WHAT IS REQUIRED: Go through the entries below and retype them exactly, omitting each picture.

INFORMATION SHOWN:
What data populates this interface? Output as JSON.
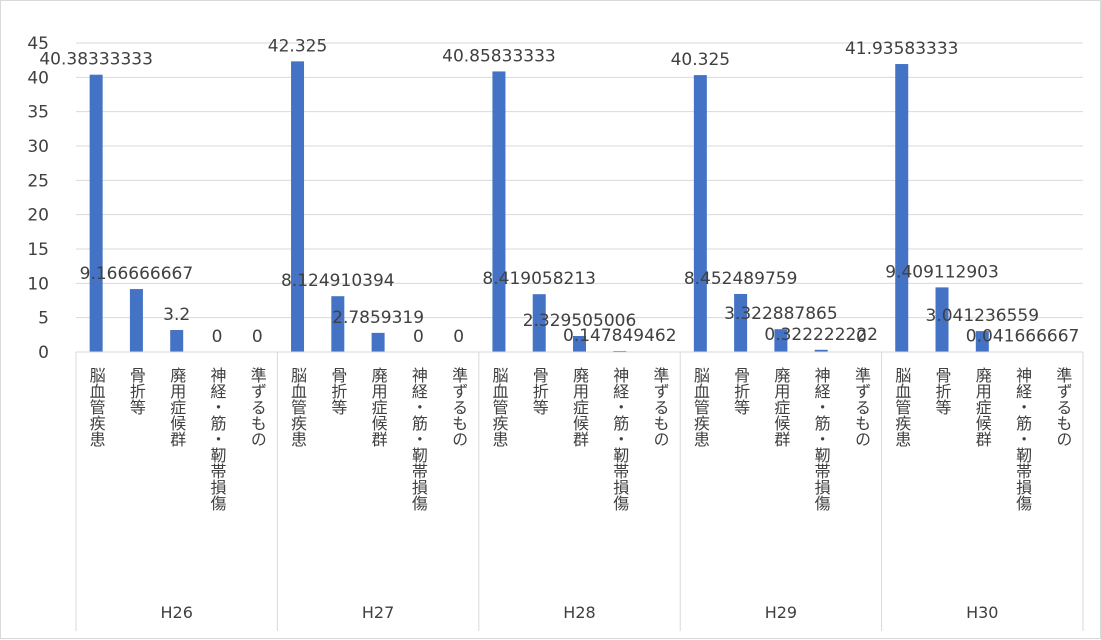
{
  "chart_data": {
    "type": "bar",
    "title": "",
    "xlabel": "",
    "ylabel": "",
    "ylim": [
      0,
      45
    ],
    "y_ticks": [
      "0",
      "5",
      "10",
      "15",
      "20",
      "25",
      "30",
      "35",
      "40",
      "45"
    ],
    "grid": true,
    "legend": "none",
    "colors": {
      "bar": "#4472C4",
      "grid": "#d9d9d9",
      "text": "#404040"
    },
    "categories": [
      "脳血管疾患",
      "骨折等",
      "廃用症候群",
      "神経・筋・靭帯損傷",
      "準ずるもの"
    ],
    "groups": [
      {
        "name": "H26",
        "values": [
          40.38333333,
          9.166666667,
          3.2,
          0,
          0
        ],
        "labels": [
          "40.38333333",
          "9.166666667",
          "3.2",
          "0",
          "0"
        ]
      },
      {
        "name": "H27",
        "values": [
          42.325,
          8.124910394,
          2.7859319,
          0,
          0
        ],
        "labels": [
          "42.325",
          "8.124910394",
          "2.7859319",
          "0",
          "0"
        ]
      },
      {
        "name": "H28",
        "values": [
          40.85833333,
          8.419058213,
          2.329505006,
          0.147849462,
          0
        ],
        "labels": [
          "40.85833333",
          "8.419058213",
          "2.329505006",
          "0.147849462",
          ""
        ]
      },
      {
        "name": "H29",
        "values": [
          40.325,
          8.452489759,
          3.322887865,
          0.322222222,
          0
        ],
        "labels": [
          "40.325",
          "8.452489759",
          "3.322887865",
          "0.322222222",
          "0"
        ]
      },
      {
        "name": "H30",
        "values": [
          41.93583333,
          9.409112903,
          3.041236559,
          0.041666667,
          0
        ],
        "labels": [
          "41.93583333",
          "9.409112903",
          "3.041236559",
          "0.041666667",
          ""
        ]
      }
    ]
  }
}
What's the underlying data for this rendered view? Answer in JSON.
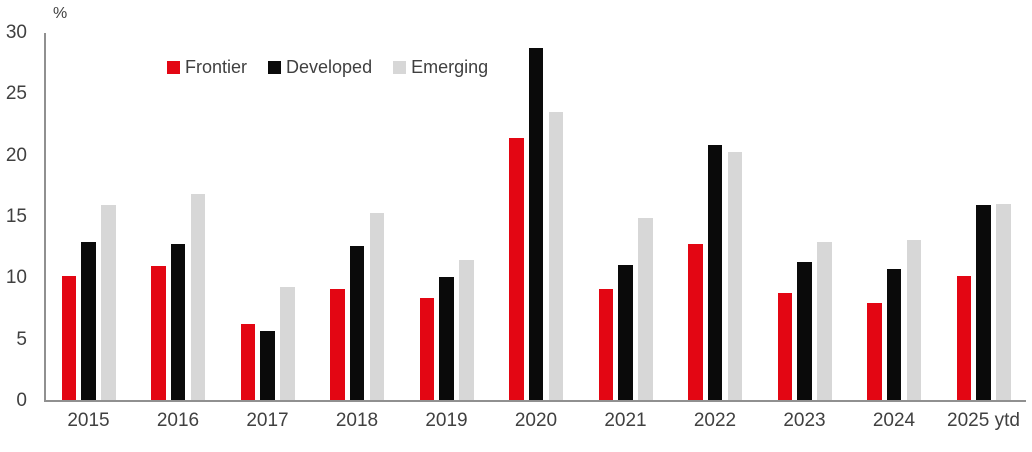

RESPONSE:
What data populates this interface? Output as JSON.
{
  "chart_data": {
    "type": "bar",
    "title": "",
    "xlabel": "",
    "ylabel": "",
    "ylim": [
      0,
      45
    ],
    "y_ticks": [
      "0",
      "5",
      "10",
      "15",
      "20",
      "25",
      "30",
      "35",
      "40",
      "45"
    ],
    "grid": true,
    "legend": "none",
    "colors": {
      "bar": "#4472C4",
      "grid": "#d9d9d9",
      "text": "#404040"
    },
    "categories": [
      "脳血管疾患",
      "骨折等",
      "廃用症候群",
      "神経・筋・靭帯損傷",
      "準ずるもの"
    ],
    "groups": [
      {
        "name": "H26",
        "values": [
          40.38333333,
          9.166666667,
          3.2,
          0,
          0
        ],
        "labels": [
          "40.38333333",
          "9.166666667",
          "3.2",
          "0",
          "0"
        ]
      },
      {
        "name": "H27",
        "values": [
          42.325,
          8.124910394,
          2.7859319,
          0,
          0
        ],
        "labels": [
          "42.325",
          "8.124910394",
          "2.7859319",
          "0",
          "0"
        ]
      },
      {
        "name": "H28",
        "values": [
          40.85833333,
          8.419058213,
          2.329505006,
          0.147849462,
          0
        ],
        "labels": [
          "40.85833333",
          "8.419058213",
          "2.329505006",
          "0.147849462",
          ""
        ]
      },
      {
        "name": "H29",
        "values": [
          40.325,
          8.452489759,
          3.322887865,
          0.322222222,
          0
        ],
        "labels": [
          "40.325",
          "8.452489759",
          "3.322887865",
          "0.322222222",
          "0"
        ]
      },
      {
        "name": "H30",
        "values": [
          41.93583333,
          9.409112903,
          3.041236559,
          0.041666667,
          0
        ],
        "labels": [
          "41.93583333",
          "9.409112903",
          "3.041236559",
          "0.041666667",
          ""
        ]
      }
    ]
  }
}
What's the underlying data for this rendered view? Answer in JSON.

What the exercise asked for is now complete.